*Excerpted text*:
Organisational factors

The programme we decide upon will largely be determined by a number of limiting factors. Not all of them can be mentioned as so much will de­pend on local conditions. But the pros and cons of the most frequent options must be taken into consideration.

  • Even though we are speaking of real study, the abilities of the participants will make a difference to the level of that study. Some people, even though well positioned otherwise, are rather ignorant in basic knowledge of Church history, doctrine, or religious studies in general; others may have had a fairly good grounding. Some are academically in­clined, others are not. The ideal, obviously, would be for us to have a fully harmonious group to work with. But if other considerations weigh more heavily — for instance, we prefer to keep a local group together in spite of imbalance in educational level — we must make sure that the programme caters for everyone in a truly satisfactory way.
  • It is very helpful to involve instructors, that is, people who give an oral input for the study. Real experts, let us say seminary professors whose daily task consists in teaching Scripture, can make an im­portant contribution. But local talent should not be overlooked. Teachers and others who are used to absorbing academic material easily, can be groomed to assume the role of resource person or tutor to a particular group. They may need to be prepared for this by some special introductory ses­sions and suitable bibliographical help. A good for­mula may be to make use of such local tutors, while making room for an occasional visit by a profes­sional Bible lecturer. These occasions can then be utilised mainly for thrashing out unresolved pro­blems or for giving time for general questions.
  • Regarding time and place, the options usually divide into having regular sessions in easily accessi­ble, familiar home surroundings or organising more intensive study days in a more academic setting far from home. The former (regular and at home) has a greater chance of producing lasting results; the latter may offer better facilities, first-class speakers on specialised topics and the advantage of undivid­ed attention. The best solution may, once more, lie in combining both: regular sessions with a group at home might be supplemented by weekends in a central place.
  • Especially in Third-World countries, finance will impose many limits. Books imported from elsewhere, audio cassettes, etc., may well be so ex­pensive as to be outside the ordinary person’s reach. Those responsible for planning an extensive Bible study programme will have to consider carefully how best to spend their limited funds. My sugges­tion would be that they should not waste precious money on costly technological props (video recorders, audio cassettes, imported libraries). Rather, they should gradually build up local resources by bringing out cheap editions, possibly in the local language, of standard handbooks and reference books. Foreign publishers are often quite prepared to yield rights on reasonable terms.8 Moreover, local writers may be able to compose guide books, that agree more with the culture and condition of a particular country.9 Finally, it is better to spend money on training local instructors — that is, to invest in people — than in buying technological equipment.

*Dataset records*:
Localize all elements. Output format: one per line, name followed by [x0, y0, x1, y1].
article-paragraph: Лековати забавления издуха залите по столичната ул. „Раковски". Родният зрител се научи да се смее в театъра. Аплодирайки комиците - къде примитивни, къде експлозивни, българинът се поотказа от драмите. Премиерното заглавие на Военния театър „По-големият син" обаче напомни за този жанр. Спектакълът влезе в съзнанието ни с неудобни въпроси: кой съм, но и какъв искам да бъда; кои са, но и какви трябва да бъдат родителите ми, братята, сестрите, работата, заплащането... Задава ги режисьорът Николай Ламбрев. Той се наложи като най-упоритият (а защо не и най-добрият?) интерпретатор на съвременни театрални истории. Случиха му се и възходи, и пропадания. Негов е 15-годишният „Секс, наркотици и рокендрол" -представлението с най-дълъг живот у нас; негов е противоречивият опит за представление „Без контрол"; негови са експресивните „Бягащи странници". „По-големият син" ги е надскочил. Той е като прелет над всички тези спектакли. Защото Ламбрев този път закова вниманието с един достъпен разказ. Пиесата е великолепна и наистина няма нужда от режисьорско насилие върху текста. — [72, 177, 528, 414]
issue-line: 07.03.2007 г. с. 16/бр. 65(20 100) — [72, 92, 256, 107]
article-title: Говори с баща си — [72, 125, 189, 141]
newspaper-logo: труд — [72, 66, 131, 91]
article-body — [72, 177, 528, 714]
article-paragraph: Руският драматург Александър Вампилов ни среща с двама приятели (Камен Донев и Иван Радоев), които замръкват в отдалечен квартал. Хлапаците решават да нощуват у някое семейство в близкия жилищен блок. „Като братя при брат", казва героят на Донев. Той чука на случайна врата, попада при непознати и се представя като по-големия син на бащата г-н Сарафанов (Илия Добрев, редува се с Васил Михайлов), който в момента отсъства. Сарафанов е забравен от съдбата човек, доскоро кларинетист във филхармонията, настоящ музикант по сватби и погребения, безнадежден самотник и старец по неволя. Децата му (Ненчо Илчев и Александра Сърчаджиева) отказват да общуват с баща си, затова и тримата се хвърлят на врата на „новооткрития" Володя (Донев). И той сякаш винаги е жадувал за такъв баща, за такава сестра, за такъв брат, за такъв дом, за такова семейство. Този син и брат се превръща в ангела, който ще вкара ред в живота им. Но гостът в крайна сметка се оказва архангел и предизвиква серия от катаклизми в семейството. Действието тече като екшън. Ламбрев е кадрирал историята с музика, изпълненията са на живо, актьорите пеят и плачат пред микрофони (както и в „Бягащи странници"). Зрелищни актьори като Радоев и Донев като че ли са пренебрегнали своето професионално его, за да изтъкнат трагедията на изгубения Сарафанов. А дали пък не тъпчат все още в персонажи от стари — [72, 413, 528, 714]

*Action item A*:
Decide whether each of these statements agrees with the text on organizational factors in planning Bible study. Answer yes or no for each, and quote the words from the text that decide it.
(i) The text advises spending limited funds on video recorders and imported libraries.
(ii) Regular sessions at home are more likely to produce lasting results.
(iii) Only seminary professors should act as instructors.
*Action item B*:
Carry on the text on organizational factors in planning Bible study, starting right after its last sentence.

*Reply A*:
(i) No: "they should not waste precious money on costly technological props (video recorders, audio cassettes, imported libraries)"
(ii) Yes: "The former (regular and at home) has a greater chance of producing lasting results"
(iii) No: "But local talent should not be overlooked."

*Reply B*:
Basic types of Programme

When we are planning a study programme on a diocesan or national basis we should, on principle, not import a wholesale method and syllabus from elsewhere. For part of the programme we may make good use of material produced in another country, say a good textbook. We may learn from what was done across the borders in the line of method and procedure. But the overall plan and its adaptation to local possibilities and local needs will have to be our own. Education cannot be presented in a ready-made garb.
To help planners further, I will now distinguish five types of basic programmes that have been tried and tested in different parts of the world. They will not come as a surprise because they incorporate the ingredients and factors described above. But plan­ners may find it useful to compare the actual shapes study programmes may take. I will provide a description of an actual example with each.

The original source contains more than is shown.